** Problem **
Check each line of the material. Copy those containing "fondée".

** Stored rows **
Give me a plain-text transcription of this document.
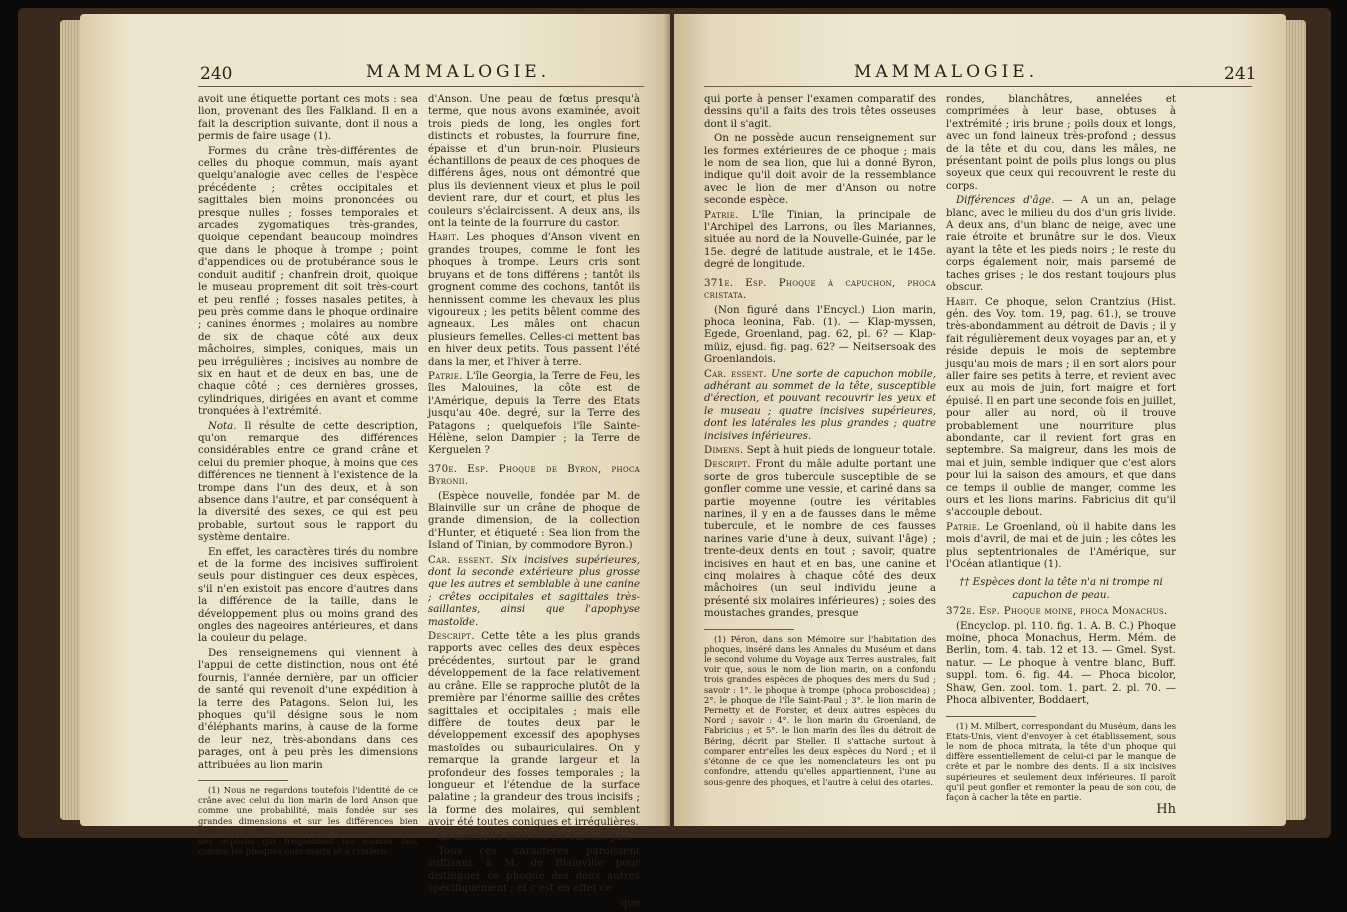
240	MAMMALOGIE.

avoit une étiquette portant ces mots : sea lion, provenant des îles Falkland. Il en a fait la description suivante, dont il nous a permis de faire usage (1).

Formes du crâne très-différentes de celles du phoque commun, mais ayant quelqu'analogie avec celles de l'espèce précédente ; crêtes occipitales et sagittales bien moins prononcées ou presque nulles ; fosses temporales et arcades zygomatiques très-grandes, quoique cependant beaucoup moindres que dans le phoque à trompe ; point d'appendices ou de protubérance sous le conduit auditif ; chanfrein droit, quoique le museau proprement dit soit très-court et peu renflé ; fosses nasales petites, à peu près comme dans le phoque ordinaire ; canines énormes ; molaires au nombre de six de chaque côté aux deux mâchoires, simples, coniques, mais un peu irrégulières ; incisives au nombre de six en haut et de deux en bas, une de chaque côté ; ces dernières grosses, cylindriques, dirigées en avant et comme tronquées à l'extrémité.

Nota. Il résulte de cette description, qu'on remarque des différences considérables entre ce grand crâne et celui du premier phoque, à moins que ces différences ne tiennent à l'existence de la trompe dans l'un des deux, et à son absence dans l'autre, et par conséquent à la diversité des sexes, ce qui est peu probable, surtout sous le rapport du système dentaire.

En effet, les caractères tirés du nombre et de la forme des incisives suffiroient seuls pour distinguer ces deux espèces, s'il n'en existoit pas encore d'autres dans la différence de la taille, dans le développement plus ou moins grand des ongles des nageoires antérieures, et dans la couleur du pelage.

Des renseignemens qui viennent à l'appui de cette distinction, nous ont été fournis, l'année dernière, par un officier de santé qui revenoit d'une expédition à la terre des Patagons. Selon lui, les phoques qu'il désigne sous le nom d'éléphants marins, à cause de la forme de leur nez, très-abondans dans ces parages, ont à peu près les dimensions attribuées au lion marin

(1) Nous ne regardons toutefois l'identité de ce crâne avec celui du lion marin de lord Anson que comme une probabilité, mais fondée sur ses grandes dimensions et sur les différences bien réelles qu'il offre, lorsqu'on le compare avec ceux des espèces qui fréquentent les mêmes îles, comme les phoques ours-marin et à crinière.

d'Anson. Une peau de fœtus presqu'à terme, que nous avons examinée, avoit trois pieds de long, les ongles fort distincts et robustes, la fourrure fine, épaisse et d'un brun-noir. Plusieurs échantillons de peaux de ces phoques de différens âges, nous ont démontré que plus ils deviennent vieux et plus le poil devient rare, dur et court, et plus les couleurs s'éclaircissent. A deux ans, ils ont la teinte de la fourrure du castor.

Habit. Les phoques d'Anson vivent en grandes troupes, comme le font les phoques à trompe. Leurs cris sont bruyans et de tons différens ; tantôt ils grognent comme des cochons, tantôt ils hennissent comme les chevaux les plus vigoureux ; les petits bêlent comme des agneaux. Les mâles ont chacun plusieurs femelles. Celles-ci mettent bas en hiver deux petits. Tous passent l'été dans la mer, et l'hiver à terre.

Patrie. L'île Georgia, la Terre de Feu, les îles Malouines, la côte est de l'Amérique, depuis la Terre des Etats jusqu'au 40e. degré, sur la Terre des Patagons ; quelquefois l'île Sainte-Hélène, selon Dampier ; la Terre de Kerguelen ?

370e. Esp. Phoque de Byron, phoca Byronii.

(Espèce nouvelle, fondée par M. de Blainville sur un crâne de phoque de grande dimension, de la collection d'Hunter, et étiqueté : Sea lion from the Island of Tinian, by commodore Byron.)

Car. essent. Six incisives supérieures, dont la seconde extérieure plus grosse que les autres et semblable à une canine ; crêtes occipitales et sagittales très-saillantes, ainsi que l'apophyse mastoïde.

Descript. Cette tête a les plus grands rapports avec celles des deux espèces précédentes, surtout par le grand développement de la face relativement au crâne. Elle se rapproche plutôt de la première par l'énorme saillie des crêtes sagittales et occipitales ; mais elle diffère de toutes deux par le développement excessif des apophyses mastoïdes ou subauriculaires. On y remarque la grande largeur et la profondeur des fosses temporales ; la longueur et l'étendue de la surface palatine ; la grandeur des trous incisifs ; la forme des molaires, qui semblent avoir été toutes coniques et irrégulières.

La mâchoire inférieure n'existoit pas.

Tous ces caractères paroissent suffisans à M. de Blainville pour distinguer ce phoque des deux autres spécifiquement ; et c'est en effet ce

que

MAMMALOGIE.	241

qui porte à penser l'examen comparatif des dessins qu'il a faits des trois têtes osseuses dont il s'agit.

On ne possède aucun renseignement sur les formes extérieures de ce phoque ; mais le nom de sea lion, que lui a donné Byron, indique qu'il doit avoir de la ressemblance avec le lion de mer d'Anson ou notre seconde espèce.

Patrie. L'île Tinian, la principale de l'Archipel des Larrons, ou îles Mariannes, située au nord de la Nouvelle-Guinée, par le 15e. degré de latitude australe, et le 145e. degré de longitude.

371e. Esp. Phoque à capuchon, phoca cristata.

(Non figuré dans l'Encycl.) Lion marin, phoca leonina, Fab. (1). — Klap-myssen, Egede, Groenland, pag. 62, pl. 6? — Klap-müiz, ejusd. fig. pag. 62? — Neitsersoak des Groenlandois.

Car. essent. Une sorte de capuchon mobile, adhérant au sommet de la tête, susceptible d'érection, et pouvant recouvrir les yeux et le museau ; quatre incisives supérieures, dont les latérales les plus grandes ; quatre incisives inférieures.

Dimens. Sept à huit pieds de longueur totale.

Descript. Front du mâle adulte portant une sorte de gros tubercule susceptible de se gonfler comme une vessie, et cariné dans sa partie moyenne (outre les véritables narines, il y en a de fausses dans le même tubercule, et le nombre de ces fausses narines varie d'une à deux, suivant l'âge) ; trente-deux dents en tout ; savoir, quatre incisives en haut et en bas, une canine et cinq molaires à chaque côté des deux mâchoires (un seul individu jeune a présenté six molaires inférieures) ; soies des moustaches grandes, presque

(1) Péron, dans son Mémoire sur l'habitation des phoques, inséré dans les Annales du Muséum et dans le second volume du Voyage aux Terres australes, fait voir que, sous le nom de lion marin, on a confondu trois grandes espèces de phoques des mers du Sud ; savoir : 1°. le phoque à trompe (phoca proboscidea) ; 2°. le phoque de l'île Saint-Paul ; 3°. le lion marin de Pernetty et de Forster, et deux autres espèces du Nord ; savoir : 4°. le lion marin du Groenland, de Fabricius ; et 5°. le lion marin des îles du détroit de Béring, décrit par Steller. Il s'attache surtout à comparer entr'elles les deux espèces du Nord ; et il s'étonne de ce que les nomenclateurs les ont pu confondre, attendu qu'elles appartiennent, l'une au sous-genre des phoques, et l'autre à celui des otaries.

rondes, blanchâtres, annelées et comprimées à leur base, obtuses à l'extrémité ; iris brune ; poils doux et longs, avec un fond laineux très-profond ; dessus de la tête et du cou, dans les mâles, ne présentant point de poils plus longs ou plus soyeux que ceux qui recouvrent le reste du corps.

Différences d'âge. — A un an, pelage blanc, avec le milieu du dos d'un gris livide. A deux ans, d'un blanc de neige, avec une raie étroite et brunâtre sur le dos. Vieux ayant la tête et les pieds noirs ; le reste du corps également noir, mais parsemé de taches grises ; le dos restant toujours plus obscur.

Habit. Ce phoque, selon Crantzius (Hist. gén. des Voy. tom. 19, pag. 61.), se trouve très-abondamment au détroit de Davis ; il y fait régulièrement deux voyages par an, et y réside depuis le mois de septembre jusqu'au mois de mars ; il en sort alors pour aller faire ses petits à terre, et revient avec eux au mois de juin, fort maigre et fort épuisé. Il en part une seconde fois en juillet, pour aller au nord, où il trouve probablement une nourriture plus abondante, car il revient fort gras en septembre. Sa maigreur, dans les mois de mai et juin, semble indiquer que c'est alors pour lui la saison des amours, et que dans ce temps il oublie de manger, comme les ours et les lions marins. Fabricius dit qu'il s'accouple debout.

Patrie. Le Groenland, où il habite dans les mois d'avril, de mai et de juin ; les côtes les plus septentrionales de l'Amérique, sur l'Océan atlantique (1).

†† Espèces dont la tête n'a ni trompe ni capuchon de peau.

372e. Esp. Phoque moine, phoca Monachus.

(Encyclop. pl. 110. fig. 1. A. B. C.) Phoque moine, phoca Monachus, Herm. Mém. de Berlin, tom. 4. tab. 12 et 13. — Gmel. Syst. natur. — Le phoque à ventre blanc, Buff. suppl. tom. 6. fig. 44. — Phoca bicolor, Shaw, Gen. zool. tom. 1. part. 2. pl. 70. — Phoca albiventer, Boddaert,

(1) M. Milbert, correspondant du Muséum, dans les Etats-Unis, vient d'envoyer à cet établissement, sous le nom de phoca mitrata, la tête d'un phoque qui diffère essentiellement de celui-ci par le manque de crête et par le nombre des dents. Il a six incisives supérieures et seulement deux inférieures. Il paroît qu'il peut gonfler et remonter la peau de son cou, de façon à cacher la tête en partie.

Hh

** Answer to the problem **
(1) Nous ne regardons toutefois l'identité de ce crâne avec celui du lion marin de lord Anson que comme une probabilité, mais fondée sur ses grandes dimensions et sur les différences bien réelles qu'il offre, lorsqu'on le compare avec ceux des espèces qui fréquentent les mêmes îles, comme les phoques ours-marin et à crinière.
(Espèce nouvelle, fondée par M. de Blainville sur un crâne de phoque de grande dimension, de la collection d'Hunter, et étiqueté : Sea lion from the Island of Tinian, by commodore Byron.)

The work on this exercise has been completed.